■ Given instruction
Gather each line of the entries below that includes "technologií".

# Excerpted records start

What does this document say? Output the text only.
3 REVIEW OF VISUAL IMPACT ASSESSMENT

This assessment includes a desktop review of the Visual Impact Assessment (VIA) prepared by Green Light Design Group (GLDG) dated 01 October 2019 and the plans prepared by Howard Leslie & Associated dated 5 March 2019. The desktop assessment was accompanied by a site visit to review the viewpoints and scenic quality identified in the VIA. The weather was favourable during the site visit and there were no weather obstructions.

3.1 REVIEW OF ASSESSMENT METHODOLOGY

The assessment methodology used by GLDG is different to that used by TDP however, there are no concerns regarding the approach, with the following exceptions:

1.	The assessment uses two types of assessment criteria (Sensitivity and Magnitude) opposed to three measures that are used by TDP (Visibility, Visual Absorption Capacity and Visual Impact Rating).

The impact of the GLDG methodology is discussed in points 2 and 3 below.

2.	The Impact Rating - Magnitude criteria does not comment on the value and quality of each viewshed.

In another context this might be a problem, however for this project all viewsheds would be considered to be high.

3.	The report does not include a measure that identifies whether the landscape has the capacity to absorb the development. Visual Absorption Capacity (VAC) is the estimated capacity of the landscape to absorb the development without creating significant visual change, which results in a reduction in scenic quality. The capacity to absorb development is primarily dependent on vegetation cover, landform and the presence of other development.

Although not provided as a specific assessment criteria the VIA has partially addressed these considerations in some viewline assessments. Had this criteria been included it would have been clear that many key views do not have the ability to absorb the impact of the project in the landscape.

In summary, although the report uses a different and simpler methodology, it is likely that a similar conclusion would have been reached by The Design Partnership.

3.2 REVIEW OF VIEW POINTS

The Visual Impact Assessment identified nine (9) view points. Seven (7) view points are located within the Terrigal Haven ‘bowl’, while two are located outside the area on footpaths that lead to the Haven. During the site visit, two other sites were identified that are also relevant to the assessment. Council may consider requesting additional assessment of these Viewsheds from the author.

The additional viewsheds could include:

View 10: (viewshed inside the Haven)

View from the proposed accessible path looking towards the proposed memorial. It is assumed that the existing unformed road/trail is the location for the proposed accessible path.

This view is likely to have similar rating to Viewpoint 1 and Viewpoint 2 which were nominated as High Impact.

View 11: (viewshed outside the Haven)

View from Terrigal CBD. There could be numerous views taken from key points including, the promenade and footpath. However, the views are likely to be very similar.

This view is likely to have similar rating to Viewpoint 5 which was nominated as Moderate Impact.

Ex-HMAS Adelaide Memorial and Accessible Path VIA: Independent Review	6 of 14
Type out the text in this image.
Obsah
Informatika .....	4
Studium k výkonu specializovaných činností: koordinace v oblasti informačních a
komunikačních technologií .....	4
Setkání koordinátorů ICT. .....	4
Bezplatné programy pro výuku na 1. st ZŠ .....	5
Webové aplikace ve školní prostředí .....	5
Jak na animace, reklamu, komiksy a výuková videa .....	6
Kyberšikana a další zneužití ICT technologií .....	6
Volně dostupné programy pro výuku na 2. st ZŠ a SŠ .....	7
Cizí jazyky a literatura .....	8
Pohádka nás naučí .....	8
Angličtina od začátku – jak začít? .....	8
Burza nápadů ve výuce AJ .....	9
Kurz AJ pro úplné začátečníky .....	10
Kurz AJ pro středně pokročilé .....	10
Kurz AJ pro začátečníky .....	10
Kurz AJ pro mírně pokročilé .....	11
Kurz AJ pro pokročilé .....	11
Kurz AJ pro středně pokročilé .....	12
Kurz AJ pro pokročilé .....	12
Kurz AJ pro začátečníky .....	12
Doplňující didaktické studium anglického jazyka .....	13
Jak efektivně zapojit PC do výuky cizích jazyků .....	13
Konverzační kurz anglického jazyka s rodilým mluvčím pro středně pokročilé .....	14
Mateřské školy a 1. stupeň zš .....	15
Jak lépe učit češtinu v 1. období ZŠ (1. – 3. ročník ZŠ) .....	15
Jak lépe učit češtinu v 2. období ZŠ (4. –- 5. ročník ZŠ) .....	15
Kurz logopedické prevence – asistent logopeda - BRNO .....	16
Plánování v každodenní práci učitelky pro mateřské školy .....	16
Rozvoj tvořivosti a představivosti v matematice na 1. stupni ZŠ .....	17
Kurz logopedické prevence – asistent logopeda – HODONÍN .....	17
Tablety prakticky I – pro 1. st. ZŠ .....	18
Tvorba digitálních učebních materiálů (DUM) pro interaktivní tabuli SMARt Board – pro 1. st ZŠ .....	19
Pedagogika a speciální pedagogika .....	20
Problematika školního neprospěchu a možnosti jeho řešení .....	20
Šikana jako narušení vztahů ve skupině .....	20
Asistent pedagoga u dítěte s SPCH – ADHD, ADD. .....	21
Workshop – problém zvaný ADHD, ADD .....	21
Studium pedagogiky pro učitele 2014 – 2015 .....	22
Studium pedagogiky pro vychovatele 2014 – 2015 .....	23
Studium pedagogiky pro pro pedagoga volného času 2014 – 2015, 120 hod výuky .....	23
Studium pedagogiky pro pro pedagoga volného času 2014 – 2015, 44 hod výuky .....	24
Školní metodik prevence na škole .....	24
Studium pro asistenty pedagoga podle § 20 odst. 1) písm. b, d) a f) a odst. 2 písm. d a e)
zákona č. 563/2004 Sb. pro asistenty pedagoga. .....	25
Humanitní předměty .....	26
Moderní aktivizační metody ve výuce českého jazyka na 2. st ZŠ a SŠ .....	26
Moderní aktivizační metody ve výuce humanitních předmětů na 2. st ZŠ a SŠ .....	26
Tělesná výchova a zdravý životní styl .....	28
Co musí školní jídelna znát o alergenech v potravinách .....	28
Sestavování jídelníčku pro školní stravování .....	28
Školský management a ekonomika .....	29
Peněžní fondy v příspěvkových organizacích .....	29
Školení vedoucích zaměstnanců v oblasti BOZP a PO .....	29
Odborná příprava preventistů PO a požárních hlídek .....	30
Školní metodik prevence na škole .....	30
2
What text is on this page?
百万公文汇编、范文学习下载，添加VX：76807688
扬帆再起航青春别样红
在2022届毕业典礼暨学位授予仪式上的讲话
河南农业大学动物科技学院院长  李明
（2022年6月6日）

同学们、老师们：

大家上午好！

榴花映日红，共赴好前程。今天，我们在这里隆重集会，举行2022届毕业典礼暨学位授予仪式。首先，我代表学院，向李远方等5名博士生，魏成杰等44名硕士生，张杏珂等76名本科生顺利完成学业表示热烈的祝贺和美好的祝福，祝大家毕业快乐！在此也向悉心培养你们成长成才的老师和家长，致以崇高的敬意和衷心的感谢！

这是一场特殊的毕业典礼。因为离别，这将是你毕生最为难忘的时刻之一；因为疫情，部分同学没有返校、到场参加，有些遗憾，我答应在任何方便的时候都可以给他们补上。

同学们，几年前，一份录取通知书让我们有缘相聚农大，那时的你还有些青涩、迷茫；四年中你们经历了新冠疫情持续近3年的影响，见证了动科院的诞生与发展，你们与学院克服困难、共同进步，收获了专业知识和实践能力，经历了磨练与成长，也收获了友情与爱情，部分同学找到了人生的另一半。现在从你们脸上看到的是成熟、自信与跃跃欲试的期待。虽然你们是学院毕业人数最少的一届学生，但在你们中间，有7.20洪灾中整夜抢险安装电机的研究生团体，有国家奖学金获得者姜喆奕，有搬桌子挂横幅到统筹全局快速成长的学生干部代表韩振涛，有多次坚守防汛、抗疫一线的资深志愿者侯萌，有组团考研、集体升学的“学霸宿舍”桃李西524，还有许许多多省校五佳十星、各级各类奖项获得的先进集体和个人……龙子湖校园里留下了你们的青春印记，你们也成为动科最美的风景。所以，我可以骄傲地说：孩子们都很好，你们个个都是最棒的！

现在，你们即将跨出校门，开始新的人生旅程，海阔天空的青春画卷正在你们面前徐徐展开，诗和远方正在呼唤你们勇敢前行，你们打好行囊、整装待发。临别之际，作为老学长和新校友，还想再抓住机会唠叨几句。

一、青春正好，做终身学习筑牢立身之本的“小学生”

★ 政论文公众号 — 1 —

# Excerpted records end

■ Solved exercise
komunikačních technologií .....	4
Kyberšikana a další zneužití ICT technologií .....	6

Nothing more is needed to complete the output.